*What you need to do:* List all the lines in these records that hold "从联言判断与它的联言支的".

Stored entries

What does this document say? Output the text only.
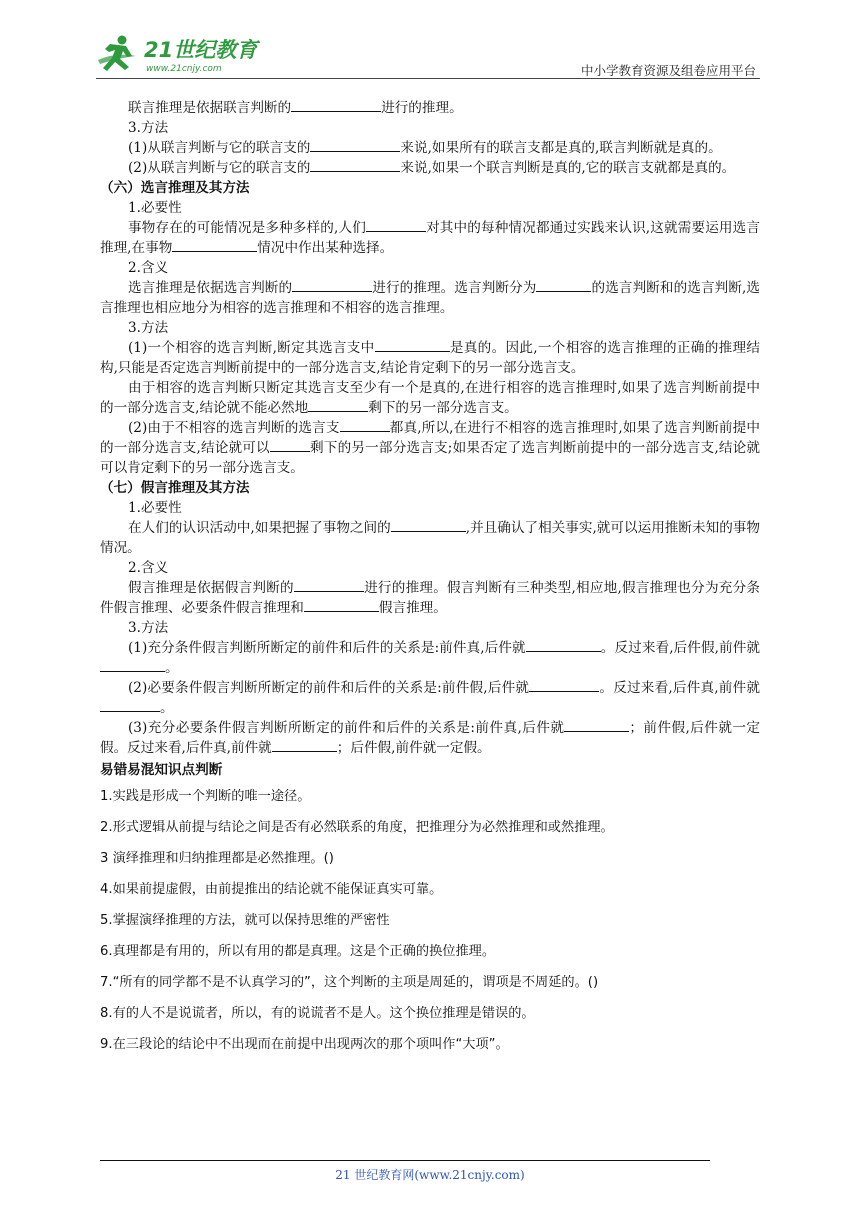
21世纪教育
www.21cnjy.com	中小学教育资源及组卷应用平台

联言推理是依据联言判断的	进行的推理。

3.方法

(1)从联言判断与它的联言支的	来说,如果所有的联言支都是真的,联言判断就是真的。

(2)从联言判断与它的联言支的	来说,如果一个联言判断是真的,它的联言支就都是真的。

（六）选言推理及其方法

1.必要性

事物存在的可能情况是多种多样的,人们	对其中的每种情况都通过实践来认识,这就需要运用选言推理,在事物	情况中作出某种选择。

2.含义

选言推理是依据选言判断的	进行的推理。选言判断分为	的选言判断和的选言判断,选言推理也相应地分为相容的选言推理和不相容的选言推理。

3.方法

(1)一个相容的选言判断,断定其选言支中	是真的。因此,一个相容的选言推理的正确的推理结构,只能是否定选言判断前提中的一部分选言支,结论肯定剩下的另一部分选言支。

由于相容的选言判断只断定其选言支至少有一个是真的,在进行相容的选言推理时,如果了选言判断前提中的一部分选言支,结论就不能必然地	剩下的另一部分选言支。

(2)由于不相容的选言判断的选言支	都真,所以,在进行不相容的选言推理时,如果了选言判断前提中的一部分选言支,结论就可以	剩下的另一部分选言支;如果否定了选言判断前提中的一部分选言支,结论就可以肯定剩下的另一部分选言支。

（七）假言推理及其方法

1.必要性

在人们的认识活动中,如果把握了事物之间的	,并且确认了相关事实,就可以运用推断未知的事物情况。

2.含义

假言推理是依据假言判断的	进行的推理。假言判断有三种类型,相应地,假言推理也分为充分条件假言推理、必要条件假言推理和	假言推理。

3.方法

(1)充分条件假言判断所断定的前件和后件的关系是:前件真,后件就	。反过来看,后件假,前件就。

(2)必要条件假言判断所断定的前件和后件的关系是:前件假,后件就	。反过来看,后件真,前件就。

(3)充分必要条件假言判断所断定的前件和后件的关系是:前件真,后件就	；前件假,后件就一定假。反过来看,后件真,前件就	；后件假,前件就一定假。

易错易混知识点判断

1.实践是形成一个判断的唯一途径。

2.形式逻辑从前提与结论之间是否有必然联系的角度，把推理分为必然推理和或然推理。

3 演绎推理和归纳推理都是必然推理。()

4.如果前提虚假，由前提推出的结论就不能保证真实可靠。

5.掌握演绎推理的方法，就可以保持思维的严密性

6.真理都是有用的，所以有用的都是真理。这是个正确的换位推理。

7.“所有的同学都不是不认真学习的”，这个判断的主项是周延的，谓项是不周延的。()

8.有的人不是说谎者，所以，有的说谎者不是人。这个换位推理是错误的。

9.在三段论的结论中不出现而在前提中出现两次的那个项叫作“大项”。

21 世纪教育网(www.21cnjy.com)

*Task response:*
(1)从联言判断与它的联言支的	来说,如果所有的联言支都是真的,联言判断就是真的。
(2)从联言判断与它的联言支的	来说,如果一个联言判断是真的,它的联言支就都是真的。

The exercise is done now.